> _Dataset extract_
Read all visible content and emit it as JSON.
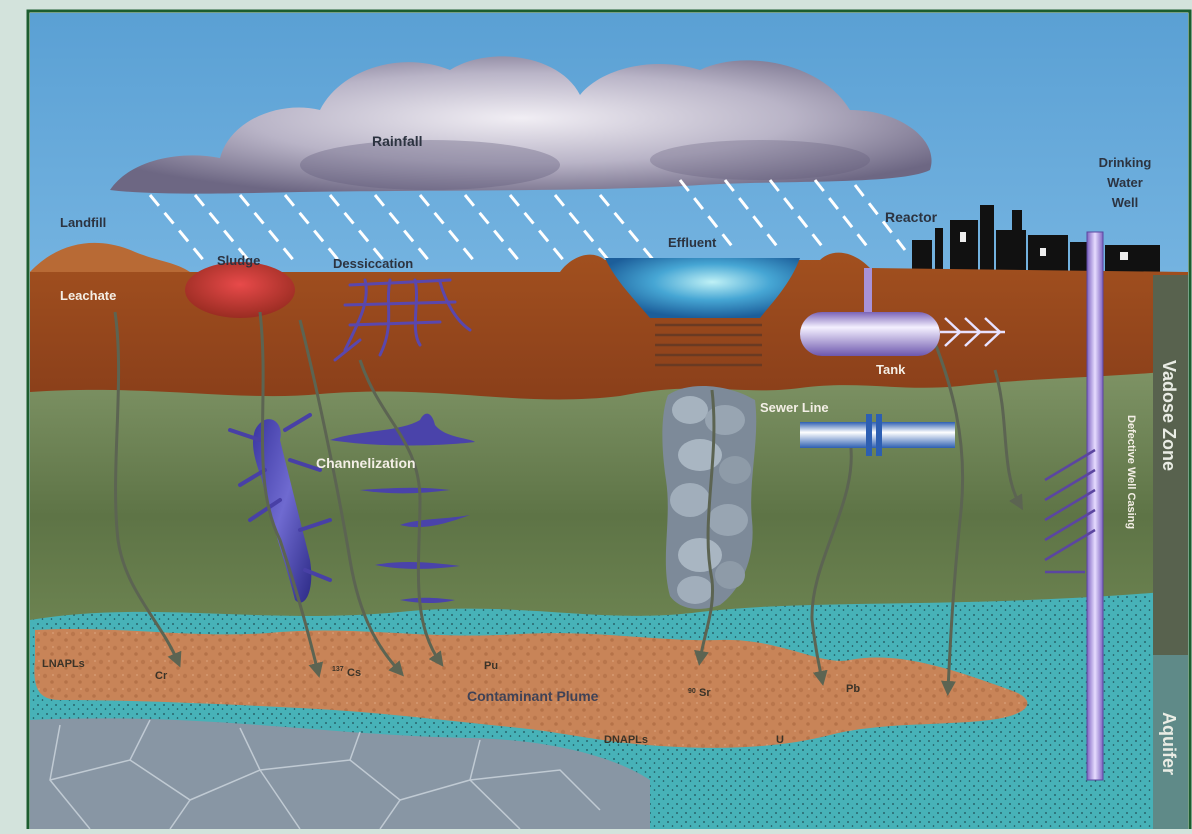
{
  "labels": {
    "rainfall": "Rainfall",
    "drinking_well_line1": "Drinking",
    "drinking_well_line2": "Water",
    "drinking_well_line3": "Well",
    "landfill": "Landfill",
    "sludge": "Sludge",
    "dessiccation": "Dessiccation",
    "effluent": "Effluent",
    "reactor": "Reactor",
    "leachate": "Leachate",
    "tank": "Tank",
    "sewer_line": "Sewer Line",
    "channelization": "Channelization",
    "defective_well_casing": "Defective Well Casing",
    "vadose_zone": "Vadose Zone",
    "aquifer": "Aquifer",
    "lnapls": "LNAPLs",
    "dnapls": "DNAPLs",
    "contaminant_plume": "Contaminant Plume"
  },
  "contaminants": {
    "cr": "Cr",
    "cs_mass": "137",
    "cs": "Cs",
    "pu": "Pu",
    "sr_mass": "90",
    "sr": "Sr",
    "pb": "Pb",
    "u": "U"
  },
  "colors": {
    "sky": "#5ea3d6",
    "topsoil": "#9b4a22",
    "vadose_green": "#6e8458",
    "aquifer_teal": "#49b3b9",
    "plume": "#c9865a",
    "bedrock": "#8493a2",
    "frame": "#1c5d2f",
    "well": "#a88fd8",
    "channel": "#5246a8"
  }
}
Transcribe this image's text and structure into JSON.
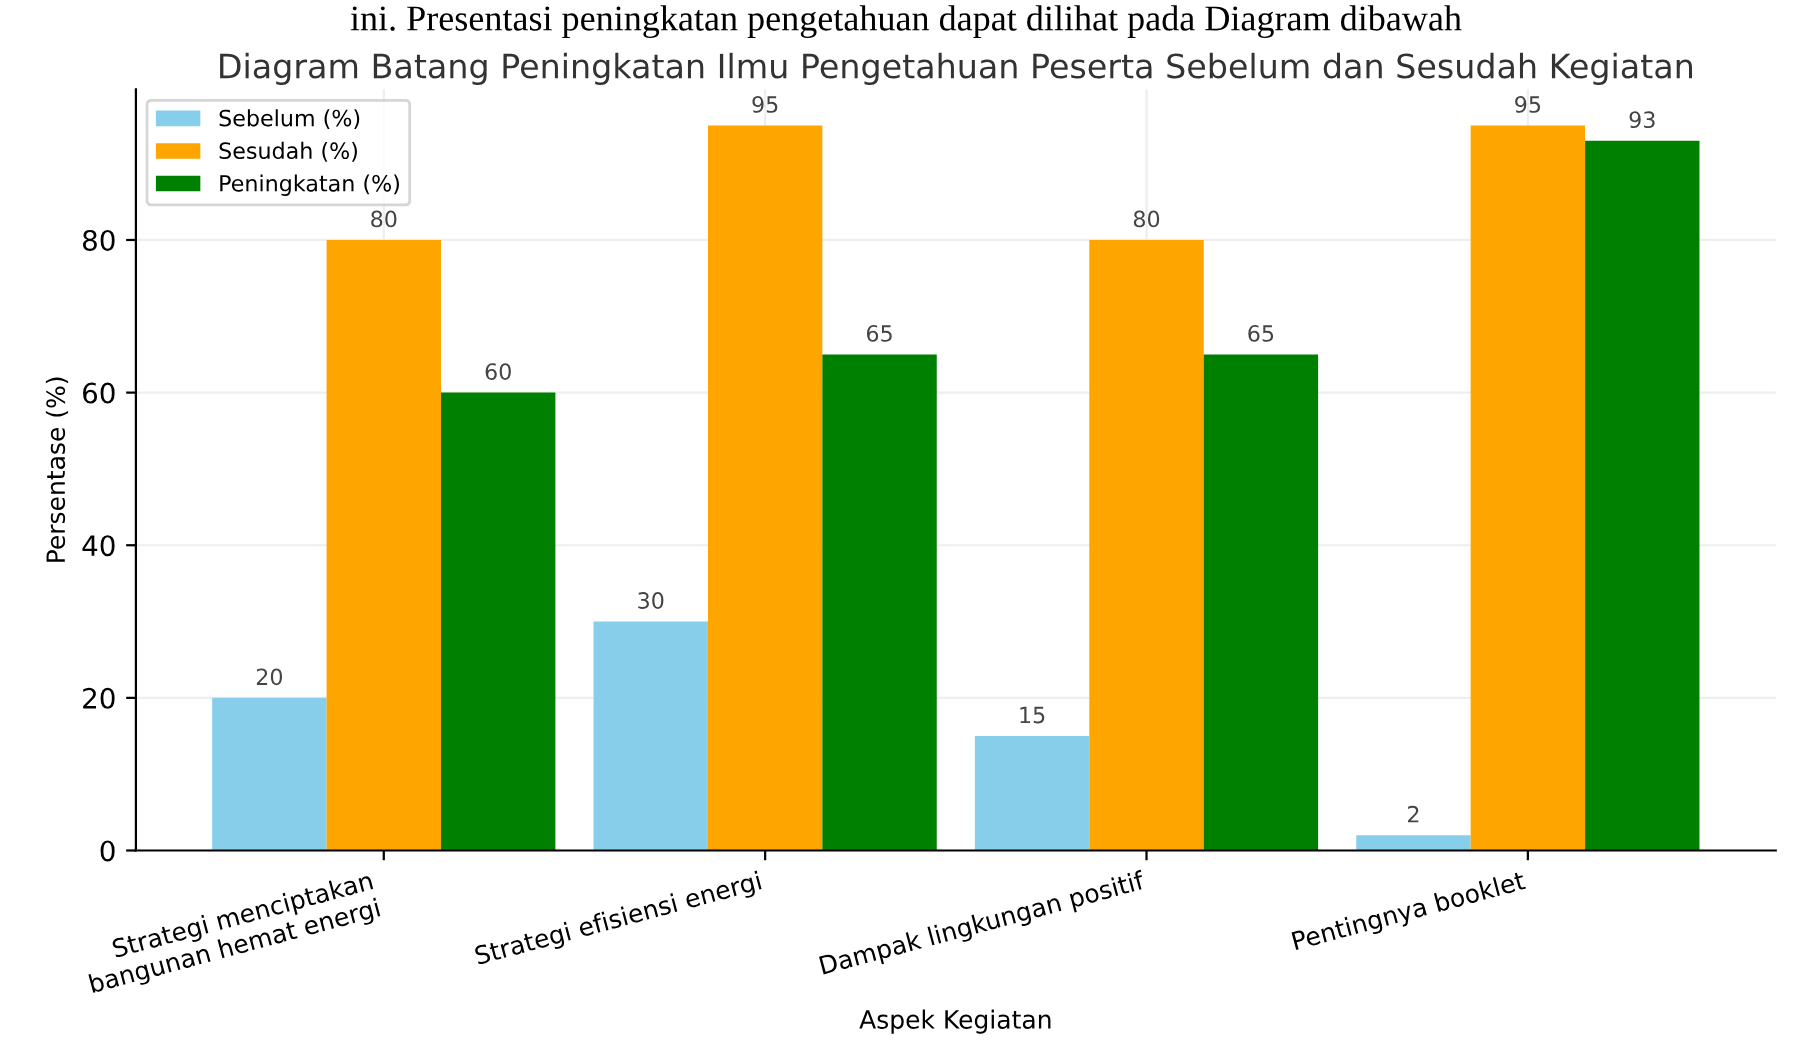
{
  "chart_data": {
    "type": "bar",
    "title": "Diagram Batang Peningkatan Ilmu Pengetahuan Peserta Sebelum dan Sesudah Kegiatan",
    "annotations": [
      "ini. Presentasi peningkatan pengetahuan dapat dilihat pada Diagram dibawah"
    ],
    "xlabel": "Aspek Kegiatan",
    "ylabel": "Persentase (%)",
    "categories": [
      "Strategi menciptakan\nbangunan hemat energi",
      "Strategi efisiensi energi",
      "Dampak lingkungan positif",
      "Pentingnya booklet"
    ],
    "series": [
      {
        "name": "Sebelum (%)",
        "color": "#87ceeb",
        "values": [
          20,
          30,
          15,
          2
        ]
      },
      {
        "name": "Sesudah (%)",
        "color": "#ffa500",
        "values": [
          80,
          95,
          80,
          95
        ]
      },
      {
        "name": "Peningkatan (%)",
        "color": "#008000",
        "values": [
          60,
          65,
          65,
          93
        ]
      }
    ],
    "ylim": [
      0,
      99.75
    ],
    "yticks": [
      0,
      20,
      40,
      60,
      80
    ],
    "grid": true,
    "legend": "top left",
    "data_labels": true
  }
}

==

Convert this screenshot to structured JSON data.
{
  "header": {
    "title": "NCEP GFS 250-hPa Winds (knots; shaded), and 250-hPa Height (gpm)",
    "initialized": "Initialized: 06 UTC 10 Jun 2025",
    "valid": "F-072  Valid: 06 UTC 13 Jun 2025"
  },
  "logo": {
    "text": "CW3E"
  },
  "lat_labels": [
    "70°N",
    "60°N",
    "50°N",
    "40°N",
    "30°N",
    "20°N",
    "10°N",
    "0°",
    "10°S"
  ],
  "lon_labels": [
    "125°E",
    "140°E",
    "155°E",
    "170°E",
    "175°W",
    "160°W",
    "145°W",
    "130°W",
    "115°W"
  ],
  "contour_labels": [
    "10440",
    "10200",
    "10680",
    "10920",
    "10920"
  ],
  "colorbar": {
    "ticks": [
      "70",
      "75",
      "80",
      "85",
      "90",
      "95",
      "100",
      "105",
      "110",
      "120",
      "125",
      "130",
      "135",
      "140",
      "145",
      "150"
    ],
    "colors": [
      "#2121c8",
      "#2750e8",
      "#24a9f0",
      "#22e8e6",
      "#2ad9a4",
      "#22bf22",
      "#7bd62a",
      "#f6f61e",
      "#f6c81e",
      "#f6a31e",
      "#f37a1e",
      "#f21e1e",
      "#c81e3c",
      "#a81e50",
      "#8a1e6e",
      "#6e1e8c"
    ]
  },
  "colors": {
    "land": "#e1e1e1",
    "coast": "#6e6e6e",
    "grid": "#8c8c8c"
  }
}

> _Request_
List the lines of the entries that include "text".

> _Reply_
Transcribe this image's text and structure into JSON.
    "text": "CW3E"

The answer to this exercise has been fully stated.